* [Information shown]

──────────────────────────────

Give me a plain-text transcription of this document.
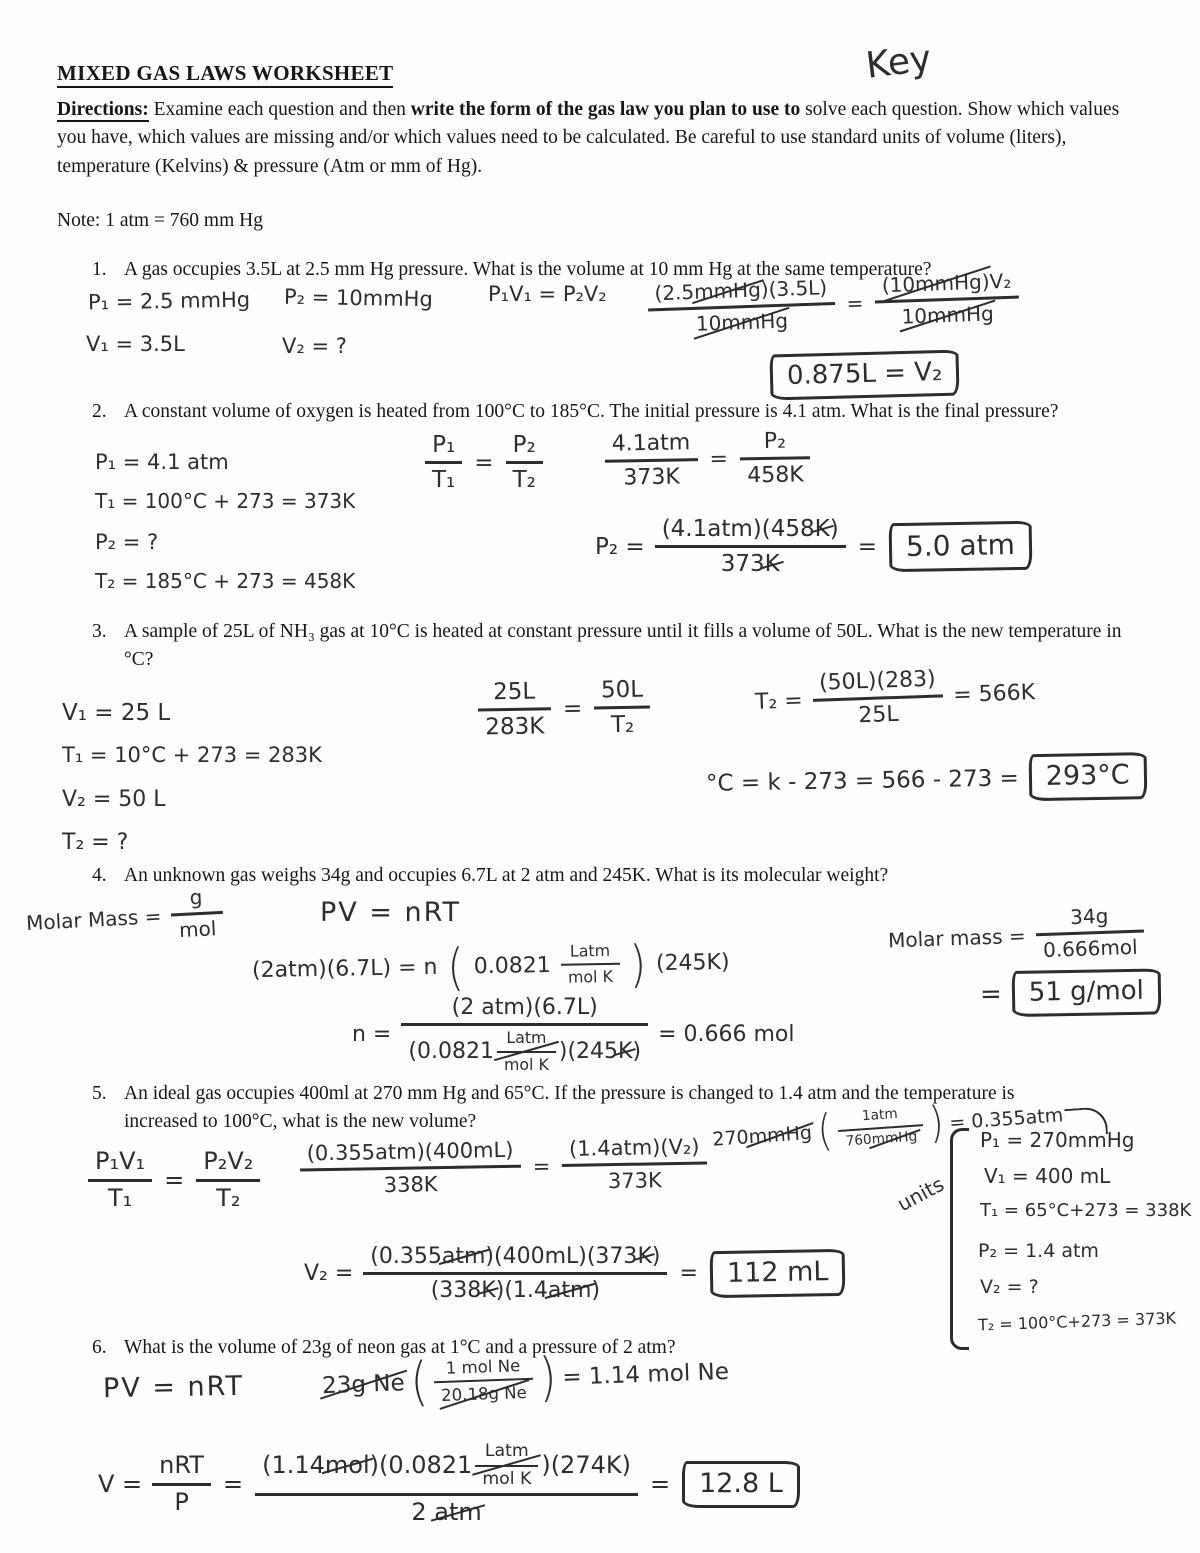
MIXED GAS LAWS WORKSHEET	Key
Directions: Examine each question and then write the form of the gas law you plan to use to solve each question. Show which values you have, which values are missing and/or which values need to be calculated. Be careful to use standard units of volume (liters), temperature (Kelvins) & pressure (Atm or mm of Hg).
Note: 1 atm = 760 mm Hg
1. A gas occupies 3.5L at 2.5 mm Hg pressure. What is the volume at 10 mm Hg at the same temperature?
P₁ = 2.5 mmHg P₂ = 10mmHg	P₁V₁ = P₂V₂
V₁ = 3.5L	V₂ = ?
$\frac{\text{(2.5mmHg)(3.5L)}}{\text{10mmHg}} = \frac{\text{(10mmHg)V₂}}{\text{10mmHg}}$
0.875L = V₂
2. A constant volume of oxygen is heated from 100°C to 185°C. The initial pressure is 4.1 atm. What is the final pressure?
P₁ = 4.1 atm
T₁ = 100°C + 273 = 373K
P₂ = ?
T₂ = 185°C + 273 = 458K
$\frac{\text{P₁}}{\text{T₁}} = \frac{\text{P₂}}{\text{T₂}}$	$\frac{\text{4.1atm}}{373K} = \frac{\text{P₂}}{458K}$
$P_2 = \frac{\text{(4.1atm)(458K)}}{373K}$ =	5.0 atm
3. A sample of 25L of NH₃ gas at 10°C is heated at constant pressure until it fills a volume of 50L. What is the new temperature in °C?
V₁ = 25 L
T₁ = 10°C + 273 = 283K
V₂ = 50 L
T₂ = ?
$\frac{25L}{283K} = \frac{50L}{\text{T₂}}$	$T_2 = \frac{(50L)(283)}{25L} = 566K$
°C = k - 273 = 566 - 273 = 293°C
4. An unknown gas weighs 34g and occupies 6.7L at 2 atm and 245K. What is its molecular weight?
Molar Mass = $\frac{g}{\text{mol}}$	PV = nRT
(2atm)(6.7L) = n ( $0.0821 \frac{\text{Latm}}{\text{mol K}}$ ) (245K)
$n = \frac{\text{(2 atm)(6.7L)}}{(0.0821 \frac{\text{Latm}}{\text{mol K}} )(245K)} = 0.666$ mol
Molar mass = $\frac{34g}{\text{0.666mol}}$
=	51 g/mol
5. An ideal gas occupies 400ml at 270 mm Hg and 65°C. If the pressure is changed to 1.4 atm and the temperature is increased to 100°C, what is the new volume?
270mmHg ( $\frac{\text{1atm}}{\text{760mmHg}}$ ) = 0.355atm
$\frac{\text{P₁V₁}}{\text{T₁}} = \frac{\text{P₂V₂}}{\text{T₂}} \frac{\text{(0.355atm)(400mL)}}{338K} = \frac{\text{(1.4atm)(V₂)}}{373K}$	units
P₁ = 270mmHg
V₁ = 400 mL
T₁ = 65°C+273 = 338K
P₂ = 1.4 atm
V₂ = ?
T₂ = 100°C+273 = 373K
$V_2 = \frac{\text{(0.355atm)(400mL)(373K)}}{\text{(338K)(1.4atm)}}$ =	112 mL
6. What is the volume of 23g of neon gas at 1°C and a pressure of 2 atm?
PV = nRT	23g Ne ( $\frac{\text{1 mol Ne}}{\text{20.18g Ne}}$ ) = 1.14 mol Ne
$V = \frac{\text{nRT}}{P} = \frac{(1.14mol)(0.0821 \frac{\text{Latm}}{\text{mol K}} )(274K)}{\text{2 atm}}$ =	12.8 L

──────────────────────────────

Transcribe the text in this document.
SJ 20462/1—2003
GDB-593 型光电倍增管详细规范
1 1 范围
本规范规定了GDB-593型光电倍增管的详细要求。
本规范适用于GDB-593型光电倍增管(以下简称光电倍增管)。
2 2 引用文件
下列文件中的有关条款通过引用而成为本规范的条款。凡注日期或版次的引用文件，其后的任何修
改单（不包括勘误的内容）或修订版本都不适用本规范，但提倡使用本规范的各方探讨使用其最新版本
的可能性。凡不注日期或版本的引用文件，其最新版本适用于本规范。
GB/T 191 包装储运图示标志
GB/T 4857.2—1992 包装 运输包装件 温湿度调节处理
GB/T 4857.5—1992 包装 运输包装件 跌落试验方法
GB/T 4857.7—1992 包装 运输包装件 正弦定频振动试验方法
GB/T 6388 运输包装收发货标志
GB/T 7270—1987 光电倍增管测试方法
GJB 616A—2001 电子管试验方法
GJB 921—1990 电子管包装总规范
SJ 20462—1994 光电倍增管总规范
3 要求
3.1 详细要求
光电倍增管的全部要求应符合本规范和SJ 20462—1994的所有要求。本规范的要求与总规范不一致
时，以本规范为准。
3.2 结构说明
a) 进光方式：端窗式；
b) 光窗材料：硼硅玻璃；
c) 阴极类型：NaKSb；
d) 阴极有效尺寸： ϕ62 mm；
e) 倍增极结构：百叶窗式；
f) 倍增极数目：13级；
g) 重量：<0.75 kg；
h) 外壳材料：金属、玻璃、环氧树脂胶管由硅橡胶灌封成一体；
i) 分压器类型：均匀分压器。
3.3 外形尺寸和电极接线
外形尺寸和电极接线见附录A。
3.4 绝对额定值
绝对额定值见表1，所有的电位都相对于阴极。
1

──────────────────────────────

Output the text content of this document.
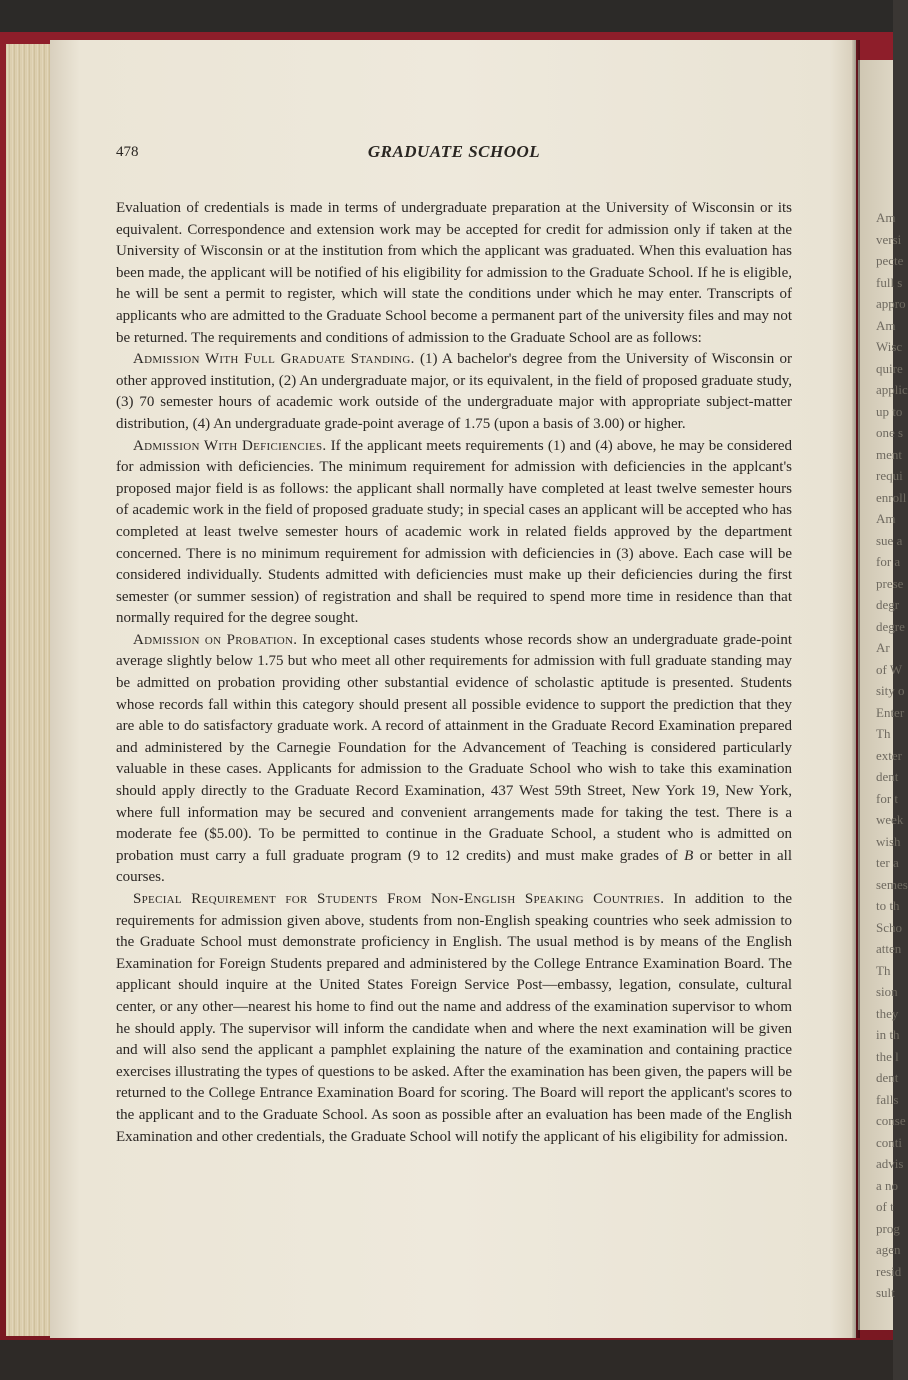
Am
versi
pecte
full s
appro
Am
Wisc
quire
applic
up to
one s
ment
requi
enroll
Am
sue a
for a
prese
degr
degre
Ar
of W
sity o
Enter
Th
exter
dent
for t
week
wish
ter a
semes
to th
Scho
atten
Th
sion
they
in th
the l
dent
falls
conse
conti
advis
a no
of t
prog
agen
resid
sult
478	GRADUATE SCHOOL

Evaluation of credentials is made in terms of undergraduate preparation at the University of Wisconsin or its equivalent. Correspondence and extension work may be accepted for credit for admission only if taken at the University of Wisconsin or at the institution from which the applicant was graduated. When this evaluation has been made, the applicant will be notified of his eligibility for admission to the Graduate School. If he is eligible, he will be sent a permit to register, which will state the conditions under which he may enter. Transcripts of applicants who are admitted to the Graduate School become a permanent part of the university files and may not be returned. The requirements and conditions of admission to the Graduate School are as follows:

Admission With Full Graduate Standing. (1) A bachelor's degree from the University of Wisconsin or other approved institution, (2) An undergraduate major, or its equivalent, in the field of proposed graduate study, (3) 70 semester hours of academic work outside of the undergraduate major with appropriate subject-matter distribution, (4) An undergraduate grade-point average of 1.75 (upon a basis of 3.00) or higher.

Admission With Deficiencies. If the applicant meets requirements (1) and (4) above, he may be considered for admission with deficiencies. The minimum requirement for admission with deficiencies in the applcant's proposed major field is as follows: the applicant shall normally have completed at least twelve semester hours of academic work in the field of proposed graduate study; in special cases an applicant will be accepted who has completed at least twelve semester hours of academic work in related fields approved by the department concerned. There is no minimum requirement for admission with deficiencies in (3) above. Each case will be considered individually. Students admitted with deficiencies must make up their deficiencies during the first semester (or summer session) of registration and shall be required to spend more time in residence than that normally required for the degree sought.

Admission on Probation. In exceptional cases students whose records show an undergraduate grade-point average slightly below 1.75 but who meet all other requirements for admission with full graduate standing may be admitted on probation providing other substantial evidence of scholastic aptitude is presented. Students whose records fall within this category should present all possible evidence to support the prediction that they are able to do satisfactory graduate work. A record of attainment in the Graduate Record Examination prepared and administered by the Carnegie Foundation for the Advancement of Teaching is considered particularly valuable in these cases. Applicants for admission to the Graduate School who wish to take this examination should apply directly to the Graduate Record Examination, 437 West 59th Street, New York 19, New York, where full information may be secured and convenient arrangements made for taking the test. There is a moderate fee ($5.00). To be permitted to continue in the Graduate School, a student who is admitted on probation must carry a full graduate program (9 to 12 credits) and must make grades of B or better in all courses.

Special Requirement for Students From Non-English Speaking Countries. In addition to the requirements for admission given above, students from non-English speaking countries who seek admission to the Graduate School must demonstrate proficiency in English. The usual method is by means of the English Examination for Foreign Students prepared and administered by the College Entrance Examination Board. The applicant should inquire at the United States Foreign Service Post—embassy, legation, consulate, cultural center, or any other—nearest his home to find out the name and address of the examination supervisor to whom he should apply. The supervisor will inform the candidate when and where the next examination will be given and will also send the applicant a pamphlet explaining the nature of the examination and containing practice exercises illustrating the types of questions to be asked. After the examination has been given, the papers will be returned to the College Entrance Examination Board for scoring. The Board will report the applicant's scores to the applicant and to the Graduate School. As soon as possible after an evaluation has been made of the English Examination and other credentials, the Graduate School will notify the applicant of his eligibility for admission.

──────────────────────────────

In the entries above, find lines with "Latm" and copy each.

(2atm)(6.7L) = n ( $0.0821 \frac{\text{Latm}}{\text{mol K}}$ ) (245K)
$n = \frac{\text{(2 atm)(6.7L)}}{(0.0821 \frac{\text{Latm}}{\text{mol K}} )(245K)} = 0.666$ mol
$V = \frac{\text{nRT}}{P} = \frac{(1.14mol)(0.0821 \frac{\text{Latm}}{\text{mol K}} )(274K)}{\text{2 atm}}$ =	12.8 L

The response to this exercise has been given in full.